> Source data

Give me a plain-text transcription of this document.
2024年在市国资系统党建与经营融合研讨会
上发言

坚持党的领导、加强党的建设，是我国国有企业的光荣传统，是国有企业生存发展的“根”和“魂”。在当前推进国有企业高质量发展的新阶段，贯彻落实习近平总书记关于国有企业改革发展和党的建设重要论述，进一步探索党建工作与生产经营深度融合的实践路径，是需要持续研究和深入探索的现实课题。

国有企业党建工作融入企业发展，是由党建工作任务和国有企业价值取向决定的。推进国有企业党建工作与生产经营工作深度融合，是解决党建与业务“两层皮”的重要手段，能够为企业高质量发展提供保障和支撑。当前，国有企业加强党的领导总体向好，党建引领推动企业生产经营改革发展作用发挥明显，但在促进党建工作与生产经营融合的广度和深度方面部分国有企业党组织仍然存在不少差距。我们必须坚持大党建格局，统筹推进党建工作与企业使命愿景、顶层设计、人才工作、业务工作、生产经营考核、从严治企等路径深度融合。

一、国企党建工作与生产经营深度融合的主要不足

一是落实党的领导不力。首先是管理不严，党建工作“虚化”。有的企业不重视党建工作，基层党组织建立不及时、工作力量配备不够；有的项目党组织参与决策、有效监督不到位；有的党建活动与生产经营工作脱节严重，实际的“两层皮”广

> Task requirements
Set down all of the entries exactly, please.

> Response for this exercise
Give me a plain-text transcription of this document.
2024年在市国资系统党建与经营融合研讨会
上发言

坚持党的领导、加强党的建设，是我国国有企业的光荣传统，是国有企业生存发展的“根”和“魂”。在当前推进国有企业高质量发展的新阶段，贯彻落实习近平总书记关于国有企业改革发展和党的建设重要论述，进一步探索党建工作与生产经营深度融合的实践路径，是需要持续研究和深入探索的现实课题。

国有企业党建工作融入企业发展，是由党建工作任务和国有企业价值取向决定的。推进国有企业党建工作与生产经营工作深度融合，是解决党建与业务“两层皮”的重要手段，能够为企业高质量发展提供保障和支撑。当前，国有企业加强党的领导总体向好，党建引领推动企业生产经营改革发展作用发挥明显，但在促进党建工作与生产经营融合的广度和深度方面部分国有企业党组织仍然存在不少差距。我们必须坚持大党建格局，统筹推进党建工作与企业使命愿景、顶层设计、人才工作、业务工作、生产经营考核、从严治企等路径深度融合。

一、国企党建工作与生产经营深度融合的主要不足

一是落实党的领导不力。首先是管理不严，党建工作“虚化”。有的企业不重视党建工作，基层党组织建立不及时、工作力量配备不够；有的项目党组织参与决策、有效监督不到位；有的党建活动与生产经营工作脱节严重，实际的“两层皮”广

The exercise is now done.